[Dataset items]

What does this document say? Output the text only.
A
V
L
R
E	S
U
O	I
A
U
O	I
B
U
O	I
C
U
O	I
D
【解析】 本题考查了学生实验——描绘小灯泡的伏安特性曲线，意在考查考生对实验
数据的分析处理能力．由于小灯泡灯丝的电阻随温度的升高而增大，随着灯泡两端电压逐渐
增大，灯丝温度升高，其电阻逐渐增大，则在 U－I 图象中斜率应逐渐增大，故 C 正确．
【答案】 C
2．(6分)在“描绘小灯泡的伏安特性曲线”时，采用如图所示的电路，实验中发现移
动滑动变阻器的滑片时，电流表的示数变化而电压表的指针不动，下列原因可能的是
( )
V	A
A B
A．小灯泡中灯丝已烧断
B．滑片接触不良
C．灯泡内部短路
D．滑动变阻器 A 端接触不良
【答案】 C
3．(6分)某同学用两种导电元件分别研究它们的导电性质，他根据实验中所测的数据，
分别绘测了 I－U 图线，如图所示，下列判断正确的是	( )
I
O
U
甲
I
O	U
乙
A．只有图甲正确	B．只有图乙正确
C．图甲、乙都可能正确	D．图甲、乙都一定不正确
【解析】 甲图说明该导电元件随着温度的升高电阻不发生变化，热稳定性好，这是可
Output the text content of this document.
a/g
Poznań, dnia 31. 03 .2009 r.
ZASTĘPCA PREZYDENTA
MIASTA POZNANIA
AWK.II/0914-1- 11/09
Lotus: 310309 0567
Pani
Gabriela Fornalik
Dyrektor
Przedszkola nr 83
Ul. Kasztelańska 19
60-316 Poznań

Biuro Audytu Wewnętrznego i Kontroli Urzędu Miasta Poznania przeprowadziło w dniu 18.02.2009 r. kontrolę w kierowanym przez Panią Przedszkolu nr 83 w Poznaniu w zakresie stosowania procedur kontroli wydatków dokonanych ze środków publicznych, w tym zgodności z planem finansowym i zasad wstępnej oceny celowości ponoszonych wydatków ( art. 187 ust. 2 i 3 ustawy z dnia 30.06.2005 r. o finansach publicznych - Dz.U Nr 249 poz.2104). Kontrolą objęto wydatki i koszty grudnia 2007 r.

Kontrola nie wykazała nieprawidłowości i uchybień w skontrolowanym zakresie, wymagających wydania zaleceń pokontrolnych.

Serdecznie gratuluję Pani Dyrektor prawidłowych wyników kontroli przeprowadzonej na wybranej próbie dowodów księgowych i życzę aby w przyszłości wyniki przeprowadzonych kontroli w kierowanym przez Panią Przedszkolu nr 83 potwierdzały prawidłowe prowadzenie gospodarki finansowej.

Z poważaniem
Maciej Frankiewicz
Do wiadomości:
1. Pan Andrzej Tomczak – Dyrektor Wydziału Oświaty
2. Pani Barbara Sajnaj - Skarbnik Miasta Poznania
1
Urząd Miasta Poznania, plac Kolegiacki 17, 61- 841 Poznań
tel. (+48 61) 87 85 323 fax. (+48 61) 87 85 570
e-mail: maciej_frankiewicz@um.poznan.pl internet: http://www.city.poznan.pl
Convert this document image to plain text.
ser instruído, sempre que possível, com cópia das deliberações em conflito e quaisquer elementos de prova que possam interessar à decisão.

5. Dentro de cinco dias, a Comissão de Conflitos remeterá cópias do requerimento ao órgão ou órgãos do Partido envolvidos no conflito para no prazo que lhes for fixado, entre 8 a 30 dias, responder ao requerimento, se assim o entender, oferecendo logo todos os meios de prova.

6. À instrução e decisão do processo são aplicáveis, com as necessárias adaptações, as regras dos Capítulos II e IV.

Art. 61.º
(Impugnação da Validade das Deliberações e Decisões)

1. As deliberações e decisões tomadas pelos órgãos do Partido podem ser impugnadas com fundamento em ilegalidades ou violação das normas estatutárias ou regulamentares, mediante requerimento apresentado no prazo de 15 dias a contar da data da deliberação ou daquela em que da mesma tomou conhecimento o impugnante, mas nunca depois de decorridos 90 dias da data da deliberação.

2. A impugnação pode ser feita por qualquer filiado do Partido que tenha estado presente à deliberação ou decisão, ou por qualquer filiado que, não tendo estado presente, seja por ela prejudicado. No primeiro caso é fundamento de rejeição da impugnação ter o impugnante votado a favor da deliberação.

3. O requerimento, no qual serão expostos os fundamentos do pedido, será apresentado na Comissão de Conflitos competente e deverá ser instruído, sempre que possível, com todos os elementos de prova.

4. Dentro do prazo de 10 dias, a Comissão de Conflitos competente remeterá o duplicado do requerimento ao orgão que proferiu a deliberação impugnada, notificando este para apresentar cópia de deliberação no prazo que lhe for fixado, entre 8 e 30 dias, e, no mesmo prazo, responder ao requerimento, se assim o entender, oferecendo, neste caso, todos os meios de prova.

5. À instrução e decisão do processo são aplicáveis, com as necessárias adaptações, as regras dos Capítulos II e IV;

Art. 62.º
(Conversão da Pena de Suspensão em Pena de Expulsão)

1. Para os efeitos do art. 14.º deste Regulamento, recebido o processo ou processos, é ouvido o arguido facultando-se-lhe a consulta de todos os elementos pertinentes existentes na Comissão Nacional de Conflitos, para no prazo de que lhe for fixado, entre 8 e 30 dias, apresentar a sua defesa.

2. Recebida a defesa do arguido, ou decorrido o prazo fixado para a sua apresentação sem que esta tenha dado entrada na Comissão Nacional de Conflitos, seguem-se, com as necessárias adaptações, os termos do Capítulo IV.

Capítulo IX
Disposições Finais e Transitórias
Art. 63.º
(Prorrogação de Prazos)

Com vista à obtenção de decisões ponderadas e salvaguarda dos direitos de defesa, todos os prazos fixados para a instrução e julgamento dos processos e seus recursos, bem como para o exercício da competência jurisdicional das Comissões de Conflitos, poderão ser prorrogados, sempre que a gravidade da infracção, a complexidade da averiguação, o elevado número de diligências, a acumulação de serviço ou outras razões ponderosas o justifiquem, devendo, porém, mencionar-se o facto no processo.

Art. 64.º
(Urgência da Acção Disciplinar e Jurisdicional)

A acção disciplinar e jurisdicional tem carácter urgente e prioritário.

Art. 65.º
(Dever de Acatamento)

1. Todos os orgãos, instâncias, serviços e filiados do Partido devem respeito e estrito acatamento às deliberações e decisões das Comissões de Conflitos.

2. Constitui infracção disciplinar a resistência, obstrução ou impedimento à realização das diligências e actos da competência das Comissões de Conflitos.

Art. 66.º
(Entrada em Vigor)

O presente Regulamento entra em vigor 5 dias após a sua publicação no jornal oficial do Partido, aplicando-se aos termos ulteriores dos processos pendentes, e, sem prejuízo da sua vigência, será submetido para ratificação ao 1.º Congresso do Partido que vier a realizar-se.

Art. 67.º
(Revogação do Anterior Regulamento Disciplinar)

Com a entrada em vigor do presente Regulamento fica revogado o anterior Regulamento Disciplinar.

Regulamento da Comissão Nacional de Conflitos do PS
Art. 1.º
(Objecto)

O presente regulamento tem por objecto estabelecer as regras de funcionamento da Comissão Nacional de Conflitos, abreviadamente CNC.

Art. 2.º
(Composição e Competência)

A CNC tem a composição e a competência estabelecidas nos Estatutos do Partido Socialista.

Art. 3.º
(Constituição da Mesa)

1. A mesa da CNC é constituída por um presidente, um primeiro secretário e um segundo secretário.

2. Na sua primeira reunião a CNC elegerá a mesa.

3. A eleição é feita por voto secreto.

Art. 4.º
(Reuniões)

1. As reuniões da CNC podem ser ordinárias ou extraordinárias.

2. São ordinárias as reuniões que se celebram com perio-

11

■ **What you are asked to do**: Collect, from the material above, every line containing the word "描绘小灯泡的伏安特性曲线".

■ **Task response**:
【解析】 本题考查了学生实验——描绘小灯泡的伏安特性曲线，意在考查考生对实验
2．(6分)在“描绘小灯泡的伏安特性曲线”时，采用如图所示的电路，实验中发现移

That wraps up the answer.